DIRECTION:
Repeat only the lines below from the one that contains "Parse this screenshot: output" through the final line, exactly. Omit pictures.

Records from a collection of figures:
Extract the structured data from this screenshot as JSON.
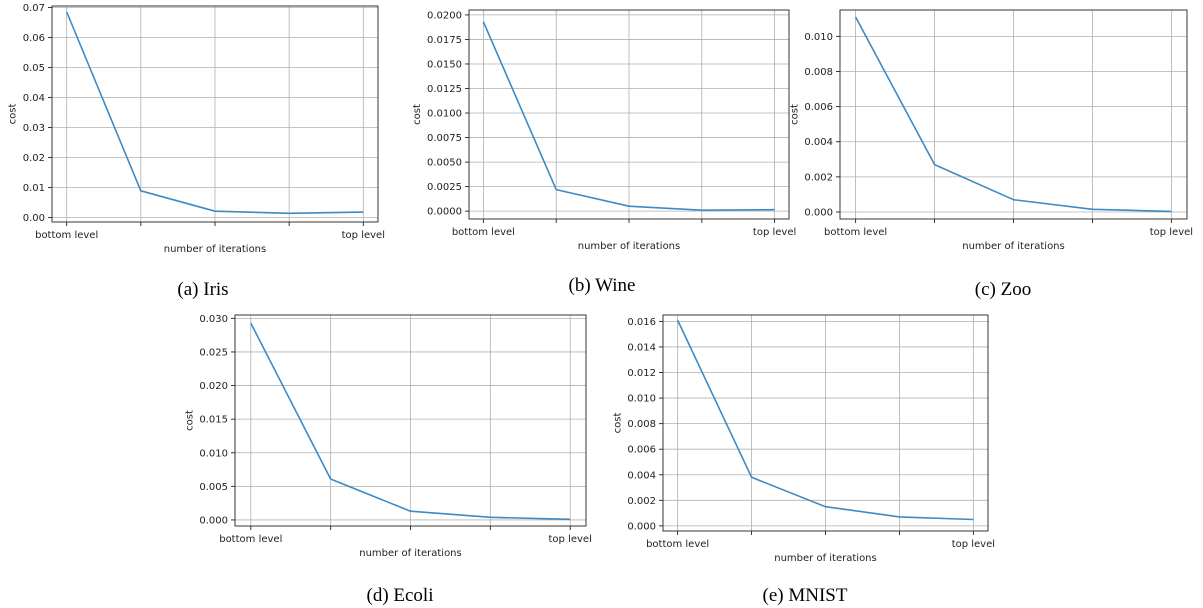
{
  "chart_data": [
    {
      "type": "line",
      "caption": "(a) Iris",
      "xlabel": "number of iterations",
      "ylabel": "cost",
      "x_tick_labels": [
        "bottom level",
        "",
        "",
        "",
        "top level"
      ],
      "y_ticks": [
        0.0,
        0.01,
        0.02,
        0.03,
        0.04,
        0.05,
        0.06,
        0.07
      ],
      "y_tick_labels": [
        "0.00",
        "0.01",
        "0.02",
        "0.03",
        "0.04",
        "0.05",
        "0.06",
        "0.07"
      ],
      "ylim": [
        -0.0015,
        0.0705
      ],
      "values": [
        0.0685,
        0.0089,
        0.0021,
        0.0014,
        0.0018
      ],
      "grid": true,
      "color": "#3d8ac4"
    },
    {
      "type": "line",
      "caption": "(b) Wine",
      "xlabel": "number of iterations",
      "ylabel": "cost",
      "x_tick_labels": [
        "bottom level",
        "",
        "",
        "",
        "top level"
      ],
      "y_ticks": [
        0.0,
        0.0025,
        0.005,
        0.0075,
        0.01,
        0.0125,
        0.015,
        0.0175,
        0.02
      ],
      "y_tick_labels": [
        "0.0000",
        "0.0025",
        "0.0050",
        "0.0075",
        "0.0100",
        "0.0125",
        "0.0150",
        "0.0175",
        "0.0200"
      ],
      "ylim": [
        -0.0008,
        0.0205
      ],
      "values": [
        0.0193,
        0.0022,
        0.0005,
        0.0001,
        0.00015
      ],
      "grid": true,
      "color": "#3d8ac4"
    },
    {
      "type": "line",
      "caption": "(c) Zoo",
      "xlabel": "number of iterations",
      "ylabel": "cost",
      "x_tick_labels": [
        "bottom level",
        "",
        "",
        "",
        "top level"
      ],
      "y_ticks": [
        0.0,
        0.002,
        0.004,
        0.006,
        0.008,
        0.01
      ],
      "y_tick_labels": [
        "0.000",
        "0.002",
        "0.004",
        "0.006",
        "0.008",
        "0.010"
      ],
      "ylim": [
        -0.0004,
        0.0115
      ],
      "values": [
        0.0111,
        0.0027,
        0.0007,
        0.00015,
        3e-05
      ],
      "grid": true,
      "color": "#3d8ac4"
    },
    {
      "type": "line",
      "caption": "(d) Ecoli",
      "xlabel": "number of iterations",
      "ylabel": "cost",
      "x_tick_labels": [
        "bottom level",
        "",
        "",
        "",
        "top level"
      ],
      "y_ticks": [
        0.0,
        0.005,
        0.01,
        0.015,
        0.02,
        0.025,
        0.03
      ],
      "y_tick_labels": [
        "0.000",
        "0.005",
        "0.010",
        "0.015",
        "0.020",
        "0.025",
        "0.030"
      ],
      "ylim": [
        -0.0009,
        0.0305
      ],
      "values": [
        0.0293,
        0.0061,
        0.0013,
        0.0004,
        0.0001
      ],
      "grid": true,
      "color": "#3d8ac4"
    },
    {
      "type": "line",
      "caption": "(e) MNIST",
      "xlabel": "number of iterations",
      "ylabel": "cost",
      "x_tick_labels": [
        "bottom level",
        "",
        "",
        "",
        "top level"
      ],
      "y_ticks": [
        0.0,
        0.002,
        0.004,
        0.006,
        0.008,
        0.01,
        0.012,
        0.014,
        0.016
      ],
      "y_tick_labels": [
        "0.000",
        "0.002",
        "0.004",
        "0.006",
        "0.008",
        "0.010",
        "0.012",
        "0.014",
        "0.016"
      ],
      "ylim": [
        -0.0004,
        0.0165
      ],
      "values": [
        0.0161,
        0.0038,
        0.0015,
        0.0007,
        0.0005
      ],
      "grid": true,
      "color": "#3d8ac4"
    }
  ]
}
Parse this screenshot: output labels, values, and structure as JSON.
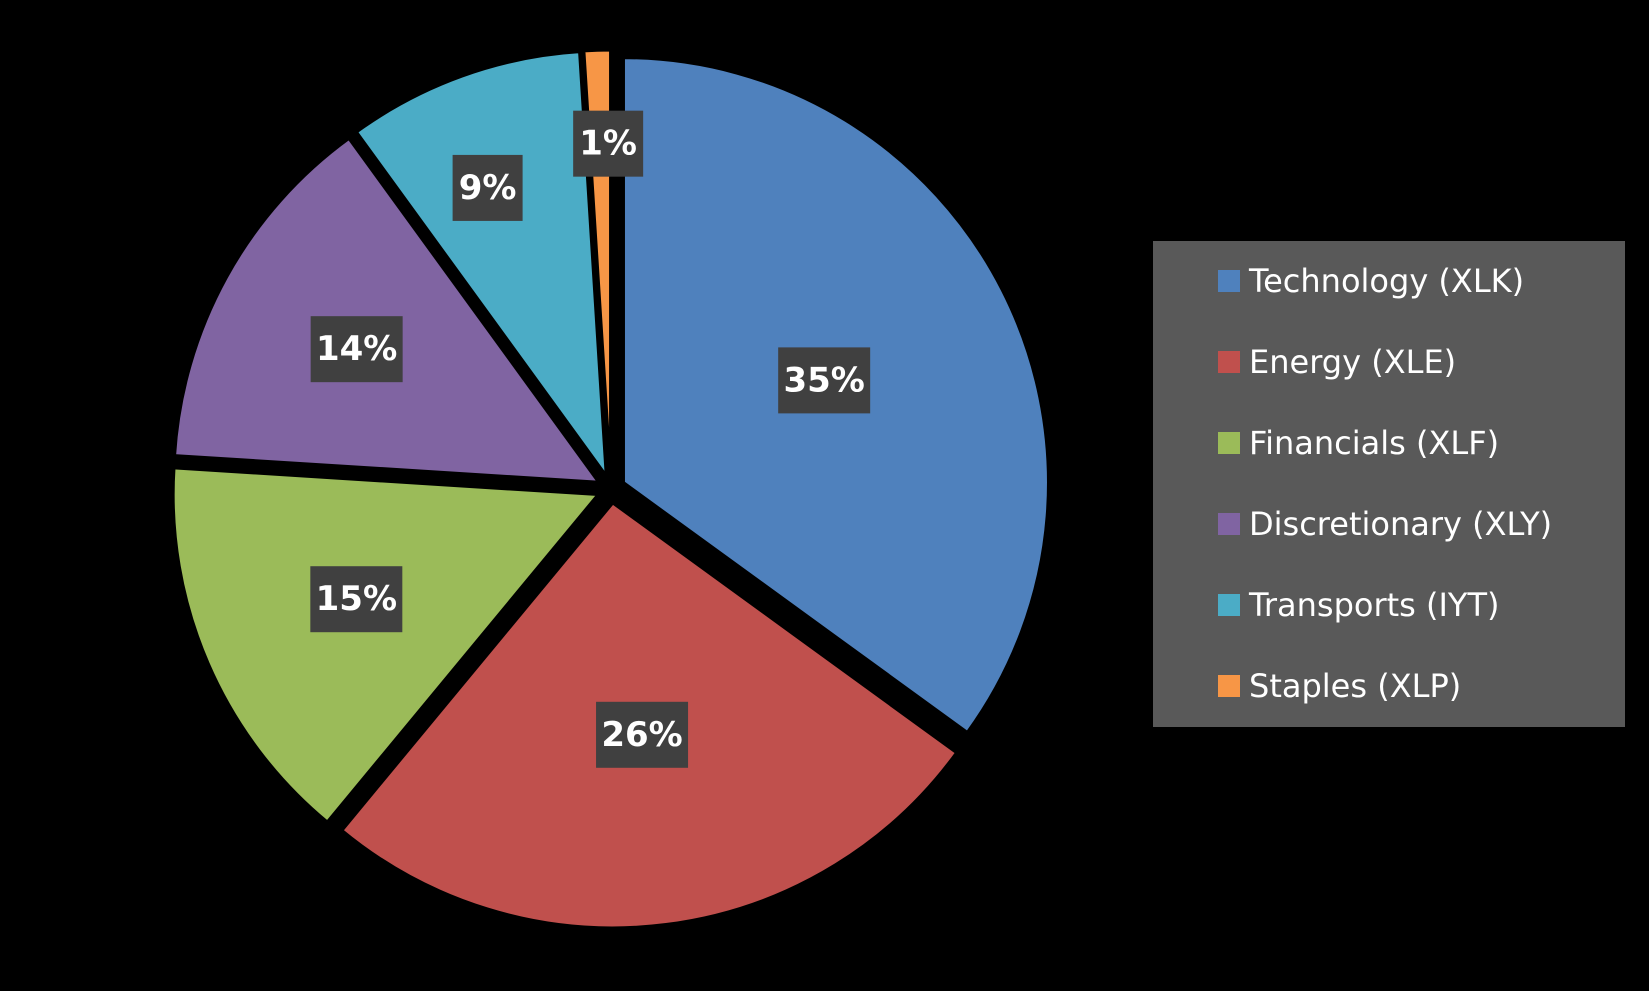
{
  "chart_data": {
    "type": "pie",
    "title": "",
    "slices": [
      {
        "label": "Technology (XLK)",
        "value": 35,
        "display": "35%",
        "color": "#4F81BD"
      },
      {
        "label": "Energy (XLE)",
        "value": 26,
        "display": "26%",
        "color": "#C0504D"
      },
      {
        "label": "Financials (XLF)",
        "value": 15,
        "display": "15%",
        "color": "#9BBB59"
      },
      {
        "label": "Discretionary (XLY)",
        "value": 14,
        "display": "14%",
        "color": "#8064A2"
      },
      {
        "label": "Transports (IYT)",
        "value": 9,
        "display": "9%",
        "color": "#4BACC6"
      },
      {
        "label": "Staples (XLP)",
        "value": 1,
        "display": "1%",
        "color": "#F79646"
      }
    ],
    "legend_position": "right",
    "background_color": "#000000",
    "legend_background_color": "#595959",
    "data_label_background_color": "#404040"
  }
}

FULL OUTPUT:
Parse this screenshot: output labels, values, and structure as JSON.
{
  "chart_data": {
    "type": "pie",
    "title": "",
    "slices": [
      {
        "label": "Technology (XLK)",
        "value": 35,
        "display": "35%",
        "color": "#4F81BD"
      },
      {
        "label": "Energy (XLE)",
        "value": 26,
        "display": "26%",
        "color": "#C0504D"
      },
      {
        "label": "Financials (XLF)",
        "value": 15,
        "display": "15%",
        "color": "#9BBB59"
      },
      {
        "label": "Discretionary (XLY)",
        "value": 14,
        "display": "14%",
        "color": "#8064A2"
      },
      {
        "label": "Transports (IYT)",
        "value": 9,
        "display": "9%",
        "color": "#4BACC6"
      },
      {
        "label": "Staples (XLP)",
        "value": 1,
        "display": "1%",
        "color": "#F79646"
      }
    ],
    "legend_position": "right",
    "background_color": "#000000",
    "legend_background_color": "#595959",
    "data_label_background_color": "#404040"
  }
}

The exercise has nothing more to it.